> [TASK TO CARRY OUT]: Extract the whole listing as it stands. Do not include the pictures.
--------------------
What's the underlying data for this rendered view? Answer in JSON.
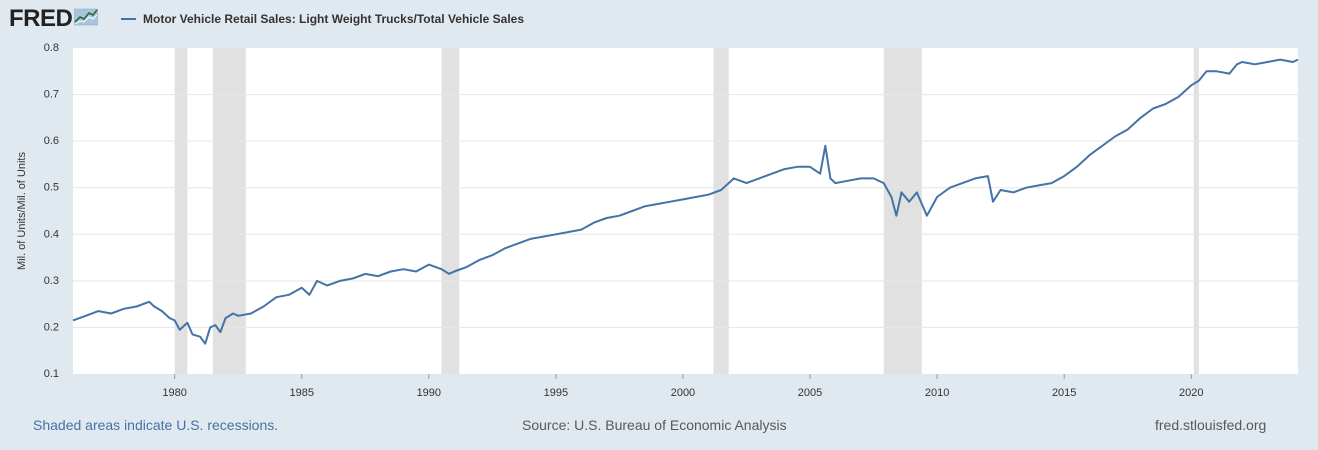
{
  "header": {
    "logo_text": "FRED",
    "legend_label": "Motor Vehicle Retail Sales: Light Weight Trucks/Total Vehicle Sales"
  },
  "footer": {
    "recession_note": "Shaded areas indicate U.S. recessions.",
    "source": "Source: U.S. Bureau of Economic Analysis",
    "site": "fred.stlouisfed.org"
  },
  "colors": {
    "line": "#4572a7",
    "recession": "#e1e1e1",
    "background": "#e1e9f0",
    "plot": "#ffffff",
    "grid": "#e6e6e6"
  },
  "chart_data": {
    "type": "line",
    "title": "",
    "xlabel": "",
    "ylabel": "Mil. of Units/Mil. of Units",
    "xlim": [
      1976.0,
      2024.2
    ],
    "ylim": [
      0.1,
      0.8
    ],
    "yticks": [
      "0.1",
      "0.2",
      "0.3",
      "0.4",
      "0.5",
      "0.6",
      "0.7",
      "0.8"
    ],
    "xticks": [
      "1980",
      "1985",
      "1990",
      "1995",
      "2000",
      "2005",
      "2010",
      "2015",
      "2020"
    ],
    "recessions": [
      [
        1980.0,
        1980.5
      ],
      [
        1981.5,
        1982.8
      ],
      [
        1990.5,
        1991.2
      ],
      [
        2001.2,
        2001.8
      ],
      [
        2007.9,
        2009.4
      ],
      [
        2020.1,
        2020.3
      ]
    ],
    "series": [
      {
        "name": "Motor Vehicle Retail Sales: Light Weight Trucks/Total Vehicle Sales",
        "x": [
          1976.0,
          1976.5,
          1977.0,
          1977.5,
          1978.0,
          1978.5,
          1979.0,
          1979.2,
          1979.5,
          1979.8,
          1980.0,
          1980.2,
          1980.5,
          1980.7,
          1981.0,
          1981.2,
          1981.4,
          1981.6,
          1981.8,
          1982.0,
          1982.3,
          1982.5,
          1983.0,
          1983.5,
          1984.0,
          1984.5,
          1985.0,
          1985.3,
          1985.6,
          1986.0,
          1986.5,
          1987.0,
          1987.5,
          1988.0,
          1988.5,
          1989.0,
          1989.5,
          1990.0,
          1990.5,
          1990.8,
          1991.0,
          1991.5,
          1992.0,
          1992.5,
          1993.0,
          1993.5,
          1994.0,
          1994.5,
          1995.0,
          1995.5,
          1996.0,
          1996.5,
          1997.0,
          1997.5,
          1998.0,
          1998.5,
          1999.0,
          1999.5,
          2000.0,
          2000.5,
          2001.0,
          2001.5,
          2001.8,
          2002.0,
          2002.5,
          2003.0,
          2003.5,
          2004.0,
          2004.5,
          2005.0,
          2005.4,
          2005.6,
          2005.8,
          2006.0,
          2006.5,
          2007.0,
          2007.5,
          2007.9,
          2008.2,
          2008.4,
          2008.6,
          2008.9,
          2009.2,
          2009.6,
          2010.0,
          2010.5,
          2011.0,
          2011.5,
          2012.0,
          2012.2,
          2012.5,
          2013.0,
          2013.5,
          2014.0,
          2014.5,
          2015.0,
          2015.5,
          2016.0,
          2016.5,
          2017.0,
          2017.5,
          2018.0,
          2018.5,
          2019.0,
          2019.5,
          2020.0,
          2020.3,
          2020.6,
          2021.0,
          2021.5,
          2021.8,
          2022.0,
          2022.5,
          2023.0,
          2023.5,
          2024.0,
          2024.2
        ],
        "values": [
          0.215,
          0.225,
          0.235,
          0.23,
          0.24,
          0.245,
          0.255,
          0.245,
          0.235,
          0.22,
          0.215,
          0.195,
          0.21,
          0.185,
          0.18,
          0.165,
          0.2,
          0.205,
          0.19,
          0.22,
          0.23,
          0.225,
          0.23,
          0.245,
          0.265,
          0.27,
          0.285,
          0.27,
          0.3,
          0.29,
          0.3,
          0.305,
          0.315,
          0.31,
          0.32,
          0.325,
          0.32,
          0.335,
          0.325,
          0.315,
          0.32,
          0.33,
          0.345,
          0.355,
          0.37,
          0.38,
          0.39,
          0.395,
          0.4,
          0.405,
          0.41,
          0.425,
          0.435,
          0.44,
          0.45,
          0.46,
          0.465,
          0.47,
          0.475,
          0.48,
          0.485,
          0.495,
          0.51,
          0.52,
          0.51,
          0.52,
          0.53,
          0.54,
          0.545,
          0.545,
          0.53,
          0.59,
          0.52,
          0.51,
          0.515,
          0.52,
          0.52,
          0.51,
          0.48,
          0.44,
          0.49,
          0.47,
          0.49,
          0.44,
          0.48,
          0.5,
          0.51,
          0.52,
          0.525,
          0.47,
          0.495,
          0.49,
          0.5,
          0.505,
          0.51,
          0.525,
          0.545,
          0.57,
          0.59,
          0.61,
          0.625,
          0.65,
          0.67,
          0.68,
          0.695,
          0.72,
          0.73,
          0.75,
          0.75,
          0.745,
          0.765,
          0.77,
          0.765,
          0.77,
          0.775,
          0.77,
          0.775
        ]
      }
    ]
  }
}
--------------------
> [EXERCISE RESPONSE]:
What's the underlying data for this rendered view? Answer in JSON.
{
  "header": {
    "logo_text": "FRED",
    "legend_label": "Motor Vehicle Retail Sales: Light Weight Trucks/Total Vehicle Sales"
  },
  "footer": {
    "recession_note": "Shaded areas indicate U.S. recessions.",
    "source": "Source: U.S. Bureau of Economic Analysis",
    "site": "fred.stlouisfed.org"
  },
  "colors": {
    "line": "#4572a7",
    "recession": "#e1e1e1",
    "background": "#e1e9f0",
    "plot": "#ffffff",
    "grid": "#e6e6e6"
  },
  "chart_data": {
    "type": "line",
    "title": "",
    "xlabel": "",
    "ylabel": "Mil. of Units/Mil. of Units",
    "xlim": [
      1976.0,
      2024.2
    ],
    "ylim": [
      0.1,
      0.8
    ],
    "yticks": [
      "0.1",
      "0.2",
      "0.3",
      "0.4",
      "0.5",
      "0.6",
      "0.7",
      "0.8"
    ],
    "xticks": [
      "1980",
      "1985",
      "1990",
      "1995",
      "2000",
      "2005",
      "2010",
      "2015",
      "2020"
    ],
    "recessions": [
      [
        1980.0,
        1980.5
      ],
      [
        1981.5,
        1982.8
      ],
      [
        1990.5,
        1991.2
      ],
      [
        2001.2,
        2001.8
      ],
      [
        2007.9,
        2009.4
      ],
      [
        2020.1,
        2020.3
      ]
    ],
    "series": [
      {
        "name": "Motor Vehicle Retail Sales: Light Weight Trucks/Total Vehicle Sales",
        "x": [
          1976.0,
          1976.5,
          1977.0,
          1977.5,
          1978.0,
          1978.5,
          1979.0,
          1979.2,
          1979.5,
          1979.8,
          1980.0,
          1980.2,
          1980.5,
          1980.7,
          1981.0,
          1981.2,
          1981.4,
          1981.6,
          1981.8,
          1982.0,
          1982.3,
          1982.5,
          1983.0,
          1983.5,
          1984.0,
          1984.5,
          1985.0,
          1985.3,
          1985.6,
          1986.0,
          1986.5,
          1987.0,
          1987.5,
          1988.0,
          1988.5,
          1989.0,
          1989.5,
          1990.0,
          1990.5,
          1990.8,
          1991.0,
          1991.5,
          1992.0,
          1992.5,
          1993.0,
          1993.5,
          1994.0,
          1994.5,
          1995.0,
          1995.5,
          1996.0,
          1996.5,
          1997.0,
          1997.5,
          1998.0,
          1998.5,
          1999.0,
          1999.5,
          2000.0,
          2000.5,
          2001.0,
          2001.5,
          2001.8,
          2002.0,
          2002.5,
          2003.0,
          2003.5,
          2004.0,
          2004.5,
          2005.0,
          2005.4,
          2005.6,
          2005.8,
          2006.0,
          2006.5,
          2007.0,
          2007.5,
          2007.9,
          2008.2,
          2008.4,
          2008.6,
          2008.9,
          2009.2,
          2009.6,
          2010.0,
          2010.5,
          2011.0,
          2011.5,
          2012.0,
          2012.2,
          2012.5,
          2013.0,
          2013.5,
          2014.0,
          2014.5,
          2015.0,
          2015.5,
          2016.0,
          2016.5,
          2017.0,
          2017.5,
          2018.0,
          2018.5,
          2019.0,
          2019.5,
          2020.0,
          2020.3,
          2020.6,
          2021.0,
          2021.5,
          2021.8,
          2022.0,
          2022.5,
          2023.0,
          2023.5,
          2024.0,
          2024.2
        ],
        "values": [
          0.215,
          0.225,
          0.235,
          0.23,
          0.24,
          0.245,
          0.255,
          0.245,
          0.235,
          0.22,
          0.215,
          0.195,
          0.21,
          0.185,
          0.18,
          0.165,
          0.2,
          0.205,
          0.19,
          0.22,
          0.23,
          0.225,
          0.23,
          0.245,
          0.265,
          0.27,
          0.285,
          0.27,
          0.3,
          0.29,
          0.3,
          0.305,
          0.315,
          0.31,
          0.32,
          0.325,
          0.32,
          0.335,
          0.325,
          0.315,
          0.32,
          0.33,
          0.345,
          0.355,
          0.37,
          0.38,
          0.39,
          0.395,
          0.4,
          0.405,
          0.41,
          0.425,
          0.435,
          0.44,
          0.45,
          0.46,
          0.465,
          0.47,
          0.475,
          0.48,
          0.485,
          0.495,
          0.51,
          0.52,
          0.51,
          0.52,
          0.53,
          0.54,
          0.545,
          0.545,
          0.53,
          0.59,
          0.52,
          0.51,
          0.515,
          0.52,
          0.52,
          0.51,
          0.48,
          0.44,
          0.49,
          0.47,
          0.49,
          0.44,
          0.48,
          0.5,
          0.51,
          0.52,
          0.525,
          0.47,
          0.495,
          0.49,
          0.5,
          0.505,
          0.51,
          0.525,
          0.545,
          0.57,
          0.59,
          0.61,
          0.625,
          0.65,
          0.67,
          0.68,
          0.695,
          0.72,
          0.73,
          0.75,
          0.75,
          0.745,
          0.765,
          0.77,
          0.765,
          0.77,
          0.775,
          0.77,
          0.775
        ]
      }
    ]
  }
}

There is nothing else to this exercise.